* **Exercise**
Tally the lines containing the word "Illicit", and report the tally alone.
>>>
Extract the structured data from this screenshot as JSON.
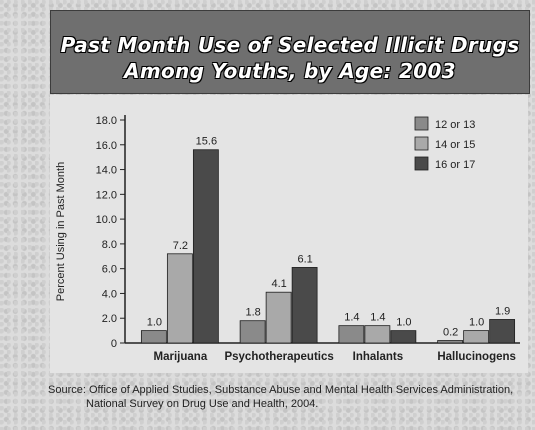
{
  "title": {
    "line1": "Past Month Use of Selected Illicit Drugs",
    "line2": "Among Youths, by Age: 2003"
  },
  "source": {
    "label": "Source:",
    "line1": "Office of Applied Studies, Substance Abuse and Mental Health Services Administration,",
    "line2": "National Survey on Drug Use and Health, 2004."
  },
  "colors": {
    "series_12_13": "#8a8a8a",
    "series_14_15": "#a9a9a9",
    "series_16_17": "#4a4a4a",
    "axis": "#222222"
  },
  "chart_data": {
    "type": "bar",
    "title": "Past Month Use of Selected Illicit Drugs Among Youths, by Age: 2003",
    "ylabel": "Percent Using in Past Month",
    "xlabel": "",
    "ylim": [
      0,
      18
    ],
    "yticks": [
      "0",
      "2.0",
      "4.0",
      "6.0",
      "8.0",
      "10.0",
      "12.0",
      "14.0",
      "16.0",
      "18.0"
    ],
    "categories": [
      "Marijuana",
      "Psychotherapeutics",
      "Inhalants",
      "Hallucinogens"
    ],
    "legend_position": "top-right",
    "grid": false,
    "series": [
      {
        "name": "12 or 13",
        "values": [
          1.0,
          1.8,
          1.4,
          0.2
        ],
        "labels": [
          "1.0",
          "1.8",
          "1.4",
          "0.2"
        ]
      },
      {
        "name": "14 or 15",
        "values": [
          7.2,
          4.1,
          1.4,
          1.0
        ],
        "labels": [
          "7.2",
          "4.1",
          "1.4",
          "1.0"
        ]
      },
      {
        "name": "16 or 17",
        "values": [
          15.6,
          6.1,
          1.0,
          1.9
        ],
        "labels": [
          "15.6",
          "6.1",
          "1.0",
          "1.9"
        ]
      }
    ]
  }
}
<<<
* **Finished task**
2